What you need to do: Leave out the pictures, and reproduce exactly the lines from the line containing "Decode this chart: output" through the final line of the entries.

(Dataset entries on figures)

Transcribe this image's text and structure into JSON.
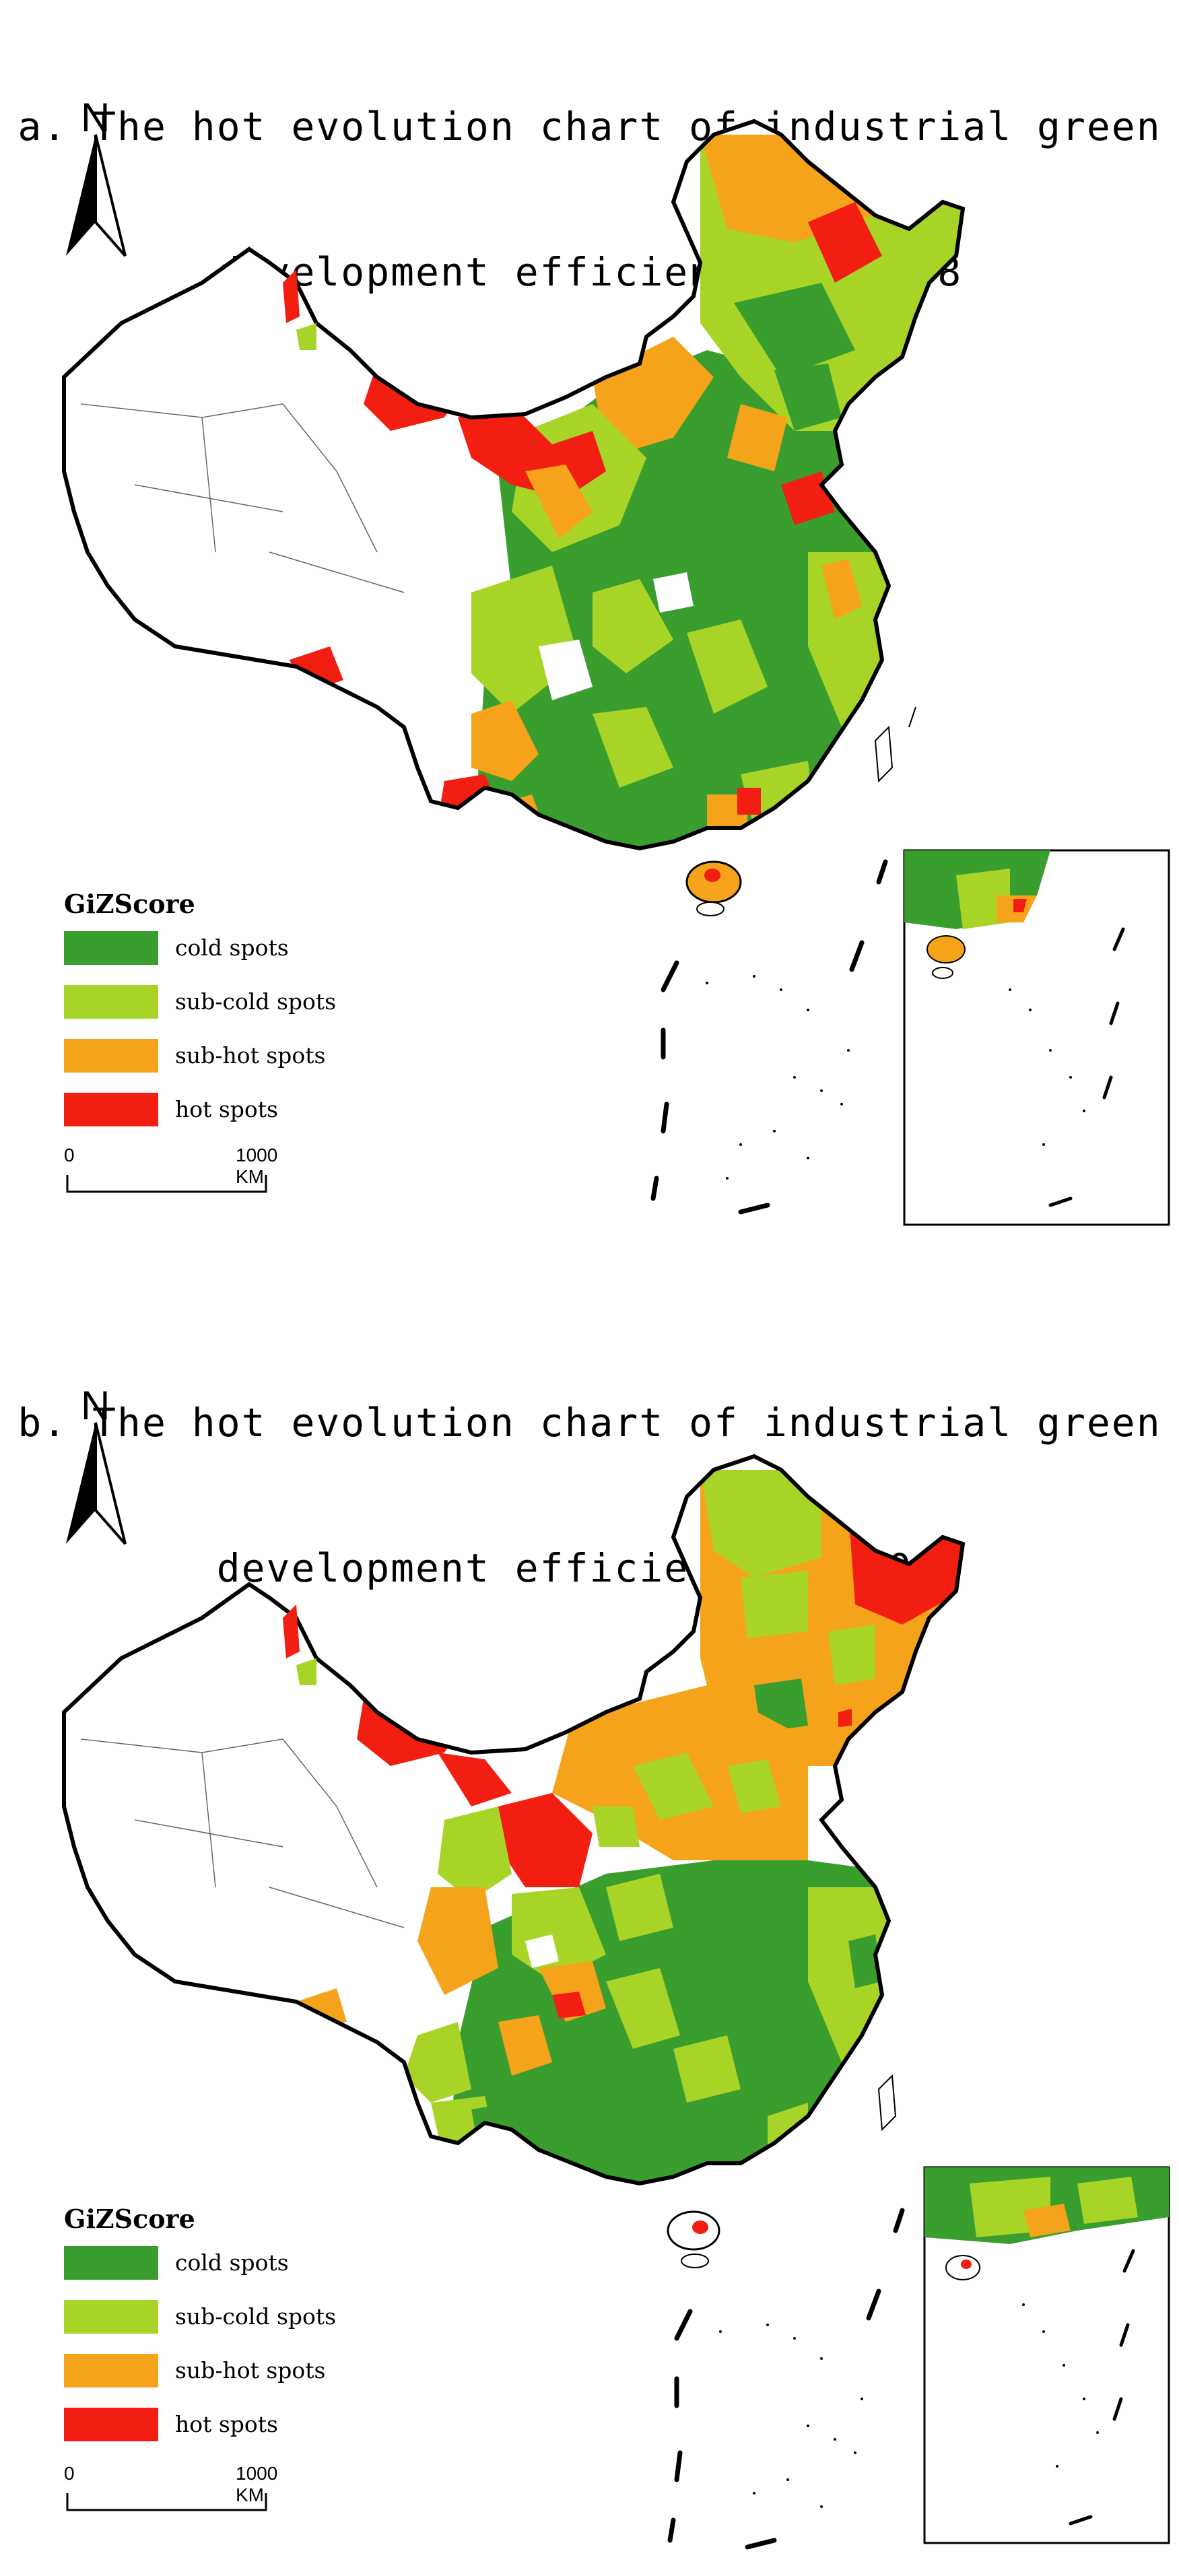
{
  "colors": {
    "cold": "#3a9e2f",
    "subcold": "#a8d428",
    "subhot": "#f5a31a",
    "hot": "#f21e12",
    "boundary": "#000000"
  },
  "icons": {
    "north_arrow": "north-arrow-icon"
  },
  "panels": [
    {
      "title_line1": "a. The hot evolution chart of industrial green",
      "title_line2": "development efficiency in 2008",
      "north": "N",
      "legend": {
        "title": "GiZScore",
        "items": [
          {
            "label": "cold spots",
            "color": "#3a9e2f"
          },
          {
            "label": "sub-cold spots",
            "color": "#a8d428"
          },
          {
            "label": "sub-hot spots",
            "color": "#f5a31a"
          },
          {
            "label": "hot spots",
            "color": "#f21e12"
          }
        ]
      },
      "scale": {
        "start": "0",
        "end": "1000 KM"
      }
    },
    {
      "title_line1": "b. The hot evolution chart of industrial green",
      "title_line2": "development efficiency in 2018",
      "north": "N",
      "legend": {
        "title": "GiZScore",
        "items": [
          {
            "label": "cold spots",
            "color": "#3a9e2f"
          },
          {
            "label": "sub-cold spots",
            "color": "#a8d428"
          },
          {
            "label": "sub-hot spots",
            "color": "#f5a31a"
          },
          {
            "label": "hot spots",
            "color": "#f21e12"
          }
        ]
      },
      "scale": {
        "start": "0",
        "end": "1000 KM"
      }
    }
  ]
}
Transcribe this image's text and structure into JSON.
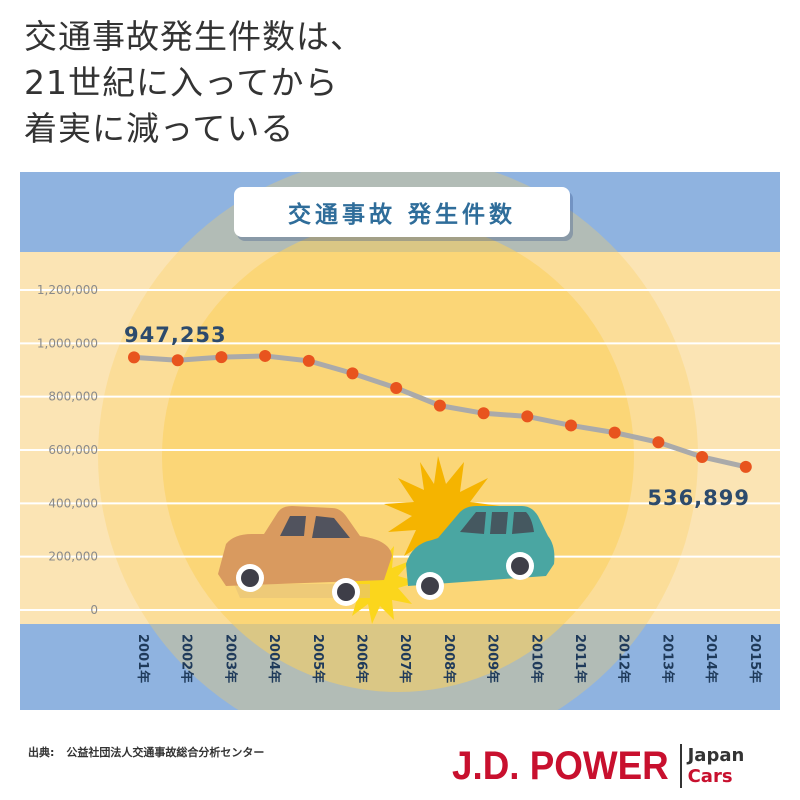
{
  "headline": {
    "lines": [
      "交通事故発生件数は、",
      "21世紀に入ってから",
      "着実に減っている"
    ]
  },
  "chart_data": {
    "type": "line",
    "title": "交通事故 発生件数",
    "categories": [
      "2001年",
      "2002年",
      "2003年",
      "2004年",
      "2005年",
      "2006年",
      "2007年",
      "2008年",
      "2009年",
      "2010年",
      "2011年",
      "2012年",
      "2013年",
      "2014年",
      "2015年"
    ],
    "series": [
      {
        "values": [
          947253,
          936721,
          948281,
          952720,
          934346,
          887267,
          832704,
          766394,
          737637,
          725924,
          692084,
          665157,
          629033,
          573842,
          536899
        ]
      }
    ],
    "yticks": [
      "1,200,000",
      "1,000,000",
      "800,000",
      "600,000",
      "400,000",
      "200,000",
      "0"
    ],
    "ylim": [
      0,
      1200000
    ],
    "annotations": {
      "first": "947,253",
      "last": "536,899"
    },
    "grid": true,
    "colors": {
      "line": "#aaaaaa",
      "marker": "#e8541e",
      "band": "#8fb3e0",
      "plot_bg": "#fbe4b4",
      "gridline": "#ffffff",
      "sun": "#fbcf5c"
    }
  },
  "footer": {
    "source_label": "出典:",
    "source_text": "公益社団法人交通事故総合分析センター"
  },
  "brand": {
    "name": "J.D. POWER",
    "sub_1": "Japan",
    "sub_2": "Cars"
  }
}
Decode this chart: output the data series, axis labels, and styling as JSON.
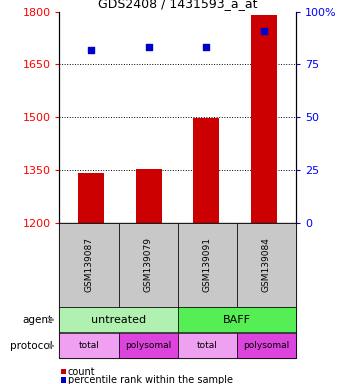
{
  "title": "GDS2408 / 1431593_a_at",
  "samples": [
    "GSM139087",
    "GSM139079",
    "GSM139091",
    "GSM139084"
  ],
  "bar_values": [
    1340,
    1352,
    1497,
    1790
  ],
  "dot_values": [
    82,
    83,
    83,
    91
  ],
  "ylim_left": [
    1200,
    1800
  ],
  "ylim_right": [
    0,
    100
  ],
  "yticks_left": [
    1200,
    1350,
    1500,
    1650,
    1800
  ],
  "yticks_right": [
    0,
    25,
    50,
    75,
    100
  ],
  "ytick_labels_right": [
    "0",
    "25",
    "50",
    "75",
    "100%"
  ],
  "bar_color": "#cc0000",
  "dot_color": "#0000cc",
  "bar_bottom": 1200,
  "agent_colors": [
    "#b0f0b0",
    "#55ee55"
  ],
  "protocol_colors_list": [
    "#f0a0f0",
    "#dd44dd",
    "#f0a0f0",
    "#dd44dd"
  ],
  "protocol_labels": [
    "total",
    "polysomal",
    "total",
    "polysomal"
  ],
  "label_agent": "agent",
  "label_protocol": "protocol",
  "legend_count": "count",
  "legend_pct": "percentile rank within the sample",
  "sample_box_color": "#c8c8c8",
  "fig_width": 3.4,
  "fig_height": 3.84
}
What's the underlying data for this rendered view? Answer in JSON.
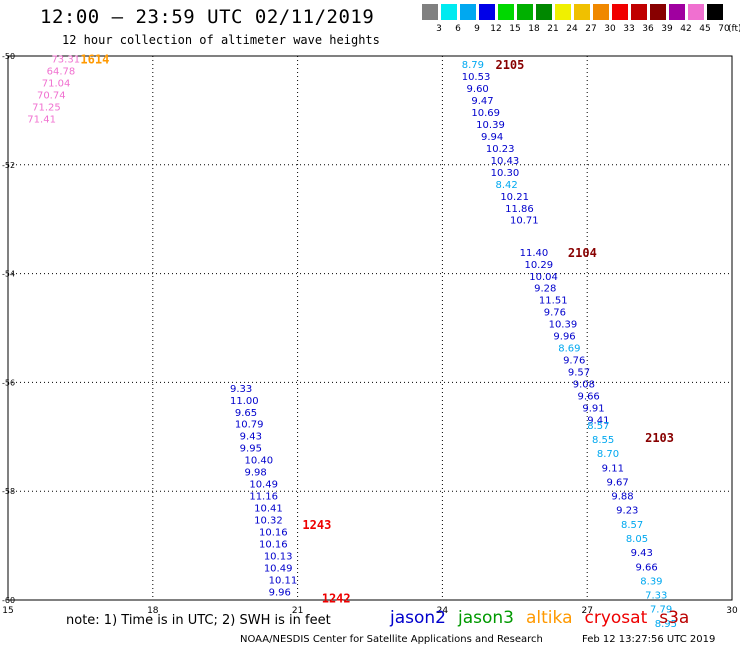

Finished task:
Decode this chart: output the data series, axis labels, and styling as JSON.
{
  "title": "GDS2408 / 1431593_a_at",
  "samples": [
    "GSM139087",
    "GSM139079",
    "GSM139091",
    "GSM139084"
  ],
  "bar_values": [
    1340,
    1352,
    1497,
    1790
  ],
  "dot_values": [
    82,
    83,
    83,
    91
  ],
  "ylim_left": [
    1200,
    1800
  ],
  "ylim_right": [
    0,
    100
  ],
  "yticks_left": [
    1200,
    1350,
    1500,
    1650,
    1800
  ],
  "yticks_right": [
    0,
    25,
    50,
    75,
    100
  ],
  "ytick_labels_right": [
    "0",
    "25",
    "50",
    "75",
    "100%"
  ],
  "bar_color": "#cc0000",
  "dot_color": "#0000cc",
  "bar_bottom": 1200,
  "agent_colors": [
    "#b0f0b0",
    "#55ee55"
  ],
  "protocol_colors_list": [
    "#f0a0f0",
    "#dd44dd",
    "#f0a0f0",
    "#dd44dd"
  ],
  "protocol_labels": [
    "total",
    "polysomal",
    "total",
    "polysomal"
  ],
  "label_agent": "agent",
  "label_protocol": "protocol",
  "legend_count": "count",
  "legend_pct": "percentile rank within the sample",
  "sample_box_color": "#c8c8c8",
  "fig_width": 3.4,
  "fig_height": 3.84
}
What's the underlying data for this rendered view? Answer in JSON.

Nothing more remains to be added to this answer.